DESCRIPTION OF THE TASK = Your task is to retype each line of the data below exactly.

Stored items from a collection =
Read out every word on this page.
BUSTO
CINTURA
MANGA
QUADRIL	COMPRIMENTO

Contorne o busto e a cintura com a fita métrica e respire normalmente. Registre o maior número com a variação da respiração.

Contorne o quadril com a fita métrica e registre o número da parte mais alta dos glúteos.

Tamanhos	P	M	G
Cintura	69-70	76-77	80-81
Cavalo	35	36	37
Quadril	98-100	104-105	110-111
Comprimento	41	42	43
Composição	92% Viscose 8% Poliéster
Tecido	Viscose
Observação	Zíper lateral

ANSWER =
Read out every word on this page.
BUSTO
CINTURA
MANGA
QUADRIL	COMPRIMENTO

Contorne o busto e a cintura com a fita métrica e respire normalmente. Registre o maior número com a variação da respiração.

Contorne o quadril com a fita métrica e registre o número da parte mais alta dos glúteos.

Tamanhos	P	M	G
Cintura	69-70	76-77	80-81
Cavalo	35	36	37
Quadril	98-100	104-105	110-111
Comprimento	41	42	43
Composição	92% Viscose 8% Poliéster
Tecido	Viscose
Observação	Zíper lateral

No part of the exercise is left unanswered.